WRITTEN REQUEST: Collect each line containing "title".

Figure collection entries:

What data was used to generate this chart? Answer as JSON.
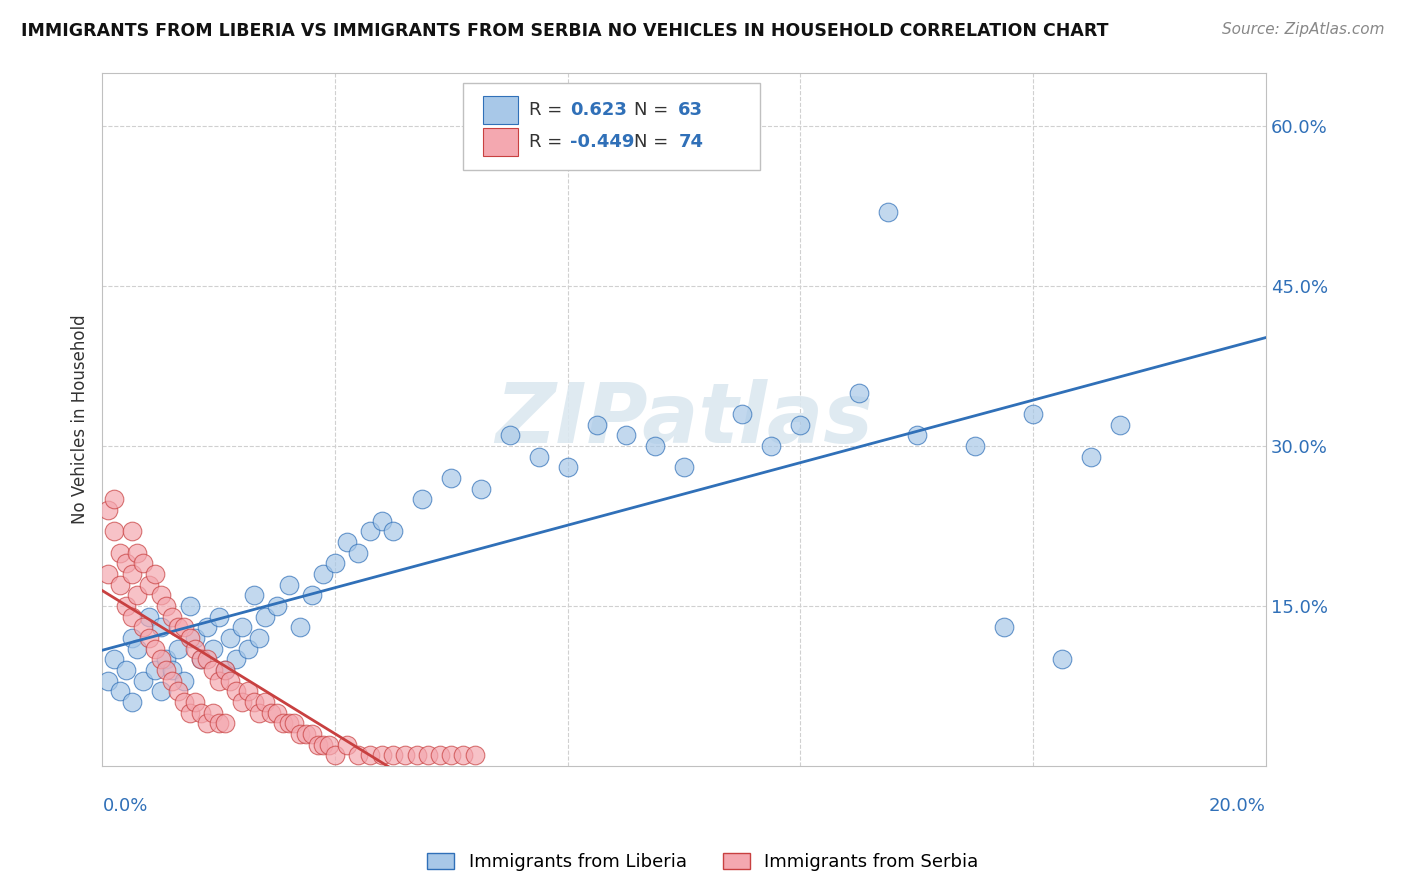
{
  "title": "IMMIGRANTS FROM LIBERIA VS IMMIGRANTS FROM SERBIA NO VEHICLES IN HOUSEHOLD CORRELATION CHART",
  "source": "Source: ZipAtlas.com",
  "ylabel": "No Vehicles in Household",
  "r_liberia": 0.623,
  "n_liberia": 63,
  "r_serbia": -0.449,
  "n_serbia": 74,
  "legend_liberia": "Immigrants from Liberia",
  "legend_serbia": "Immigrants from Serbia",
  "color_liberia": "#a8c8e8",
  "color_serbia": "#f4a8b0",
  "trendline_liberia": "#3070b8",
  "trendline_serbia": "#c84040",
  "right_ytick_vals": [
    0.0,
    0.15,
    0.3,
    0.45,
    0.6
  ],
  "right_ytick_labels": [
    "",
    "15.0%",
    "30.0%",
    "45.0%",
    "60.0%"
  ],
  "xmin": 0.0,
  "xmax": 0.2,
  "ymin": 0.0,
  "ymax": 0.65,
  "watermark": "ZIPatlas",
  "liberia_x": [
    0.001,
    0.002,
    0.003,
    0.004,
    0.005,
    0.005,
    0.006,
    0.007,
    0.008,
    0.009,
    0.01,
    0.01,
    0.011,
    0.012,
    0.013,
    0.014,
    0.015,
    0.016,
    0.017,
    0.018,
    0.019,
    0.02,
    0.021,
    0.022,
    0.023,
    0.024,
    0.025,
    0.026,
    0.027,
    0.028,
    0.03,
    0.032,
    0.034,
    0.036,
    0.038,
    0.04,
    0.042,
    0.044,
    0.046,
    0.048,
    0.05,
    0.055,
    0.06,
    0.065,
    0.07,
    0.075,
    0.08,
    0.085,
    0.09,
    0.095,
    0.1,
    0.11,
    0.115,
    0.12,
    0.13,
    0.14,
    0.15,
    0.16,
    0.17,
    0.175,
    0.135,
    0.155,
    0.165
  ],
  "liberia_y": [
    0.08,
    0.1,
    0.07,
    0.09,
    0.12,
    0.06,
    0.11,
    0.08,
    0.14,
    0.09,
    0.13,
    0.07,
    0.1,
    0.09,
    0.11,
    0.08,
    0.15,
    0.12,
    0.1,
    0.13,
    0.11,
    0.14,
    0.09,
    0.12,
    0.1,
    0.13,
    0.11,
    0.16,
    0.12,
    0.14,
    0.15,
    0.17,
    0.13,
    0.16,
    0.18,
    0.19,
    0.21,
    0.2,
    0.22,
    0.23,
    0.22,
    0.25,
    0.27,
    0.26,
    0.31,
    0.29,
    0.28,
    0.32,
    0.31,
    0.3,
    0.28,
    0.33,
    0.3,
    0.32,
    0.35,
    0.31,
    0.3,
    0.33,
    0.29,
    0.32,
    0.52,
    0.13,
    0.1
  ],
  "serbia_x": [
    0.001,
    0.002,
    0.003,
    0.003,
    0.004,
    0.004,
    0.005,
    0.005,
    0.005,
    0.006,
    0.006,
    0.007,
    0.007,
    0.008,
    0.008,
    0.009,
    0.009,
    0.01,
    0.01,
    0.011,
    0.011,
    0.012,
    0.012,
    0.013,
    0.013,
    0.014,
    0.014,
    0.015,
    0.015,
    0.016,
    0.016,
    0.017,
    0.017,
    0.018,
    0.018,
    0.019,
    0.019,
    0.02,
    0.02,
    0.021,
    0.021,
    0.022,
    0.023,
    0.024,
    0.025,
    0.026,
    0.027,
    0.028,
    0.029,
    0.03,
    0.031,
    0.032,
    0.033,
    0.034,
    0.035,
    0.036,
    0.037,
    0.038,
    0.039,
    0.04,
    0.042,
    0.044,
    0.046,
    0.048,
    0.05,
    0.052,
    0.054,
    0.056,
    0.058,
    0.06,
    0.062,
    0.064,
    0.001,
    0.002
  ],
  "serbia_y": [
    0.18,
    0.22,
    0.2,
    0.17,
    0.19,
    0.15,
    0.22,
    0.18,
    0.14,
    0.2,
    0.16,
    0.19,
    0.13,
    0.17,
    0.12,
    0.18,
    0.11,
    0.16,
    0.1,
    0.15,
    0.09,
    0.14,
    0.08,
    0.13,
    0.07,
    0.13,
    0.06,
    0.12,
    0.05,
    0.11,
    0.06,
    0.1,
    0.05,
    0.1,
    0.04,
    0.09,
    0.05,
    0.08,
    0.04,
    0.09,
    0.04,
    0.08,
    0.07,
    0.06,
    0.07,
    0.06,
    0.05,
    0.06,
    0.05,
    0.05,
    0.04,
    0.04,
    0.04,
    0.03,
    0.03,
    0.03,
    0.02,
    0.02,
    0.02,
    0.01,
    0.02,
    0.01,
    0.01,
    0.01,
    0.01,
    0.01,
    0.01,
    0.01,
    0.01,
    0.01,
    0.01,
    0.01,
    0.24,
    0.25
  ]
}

...

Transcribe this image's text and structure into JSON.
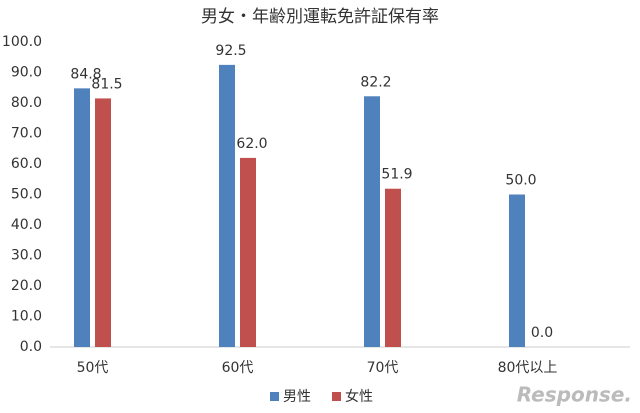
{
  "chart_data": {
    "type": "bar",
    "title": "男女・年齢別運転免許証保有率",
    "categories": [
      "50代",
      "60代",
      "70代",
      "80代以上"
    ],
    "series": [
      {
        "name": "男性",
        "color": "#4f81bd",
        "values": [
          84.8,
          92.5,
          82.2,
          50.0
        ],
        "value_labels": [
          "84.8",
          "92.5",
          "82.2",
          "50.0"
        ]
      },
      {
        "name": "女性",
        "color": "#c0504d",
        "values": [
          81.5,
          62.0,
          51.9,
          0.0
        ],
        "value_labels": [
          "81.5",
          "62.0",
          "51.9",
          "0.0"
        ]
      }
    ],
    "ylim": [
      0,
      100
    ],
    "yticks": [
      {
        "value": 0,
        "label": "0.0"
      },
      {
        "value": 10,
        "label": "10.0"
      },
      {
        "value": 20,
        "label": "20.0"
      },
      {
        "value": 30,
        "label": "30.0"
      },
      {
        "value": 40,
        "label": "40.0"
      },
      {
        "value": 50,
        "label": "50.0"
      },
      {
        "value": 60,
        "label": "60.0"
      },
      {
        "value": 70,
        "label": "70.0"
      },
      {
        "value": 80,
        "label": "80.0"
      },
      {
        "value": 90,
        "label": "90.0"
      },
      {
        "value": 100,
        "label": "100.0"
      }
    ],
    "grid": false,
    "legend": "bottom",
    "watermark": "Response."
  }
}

REPLY TO THE TASK:
  "title": "IMMIGRANTS FROM LIBERIA VS IMMIGRANTS FROM SERBIA NO VEHICLES IN HOUSEHOLD CORRELATION CHART",
    "title": "男女・年齢別運転免許証保有率",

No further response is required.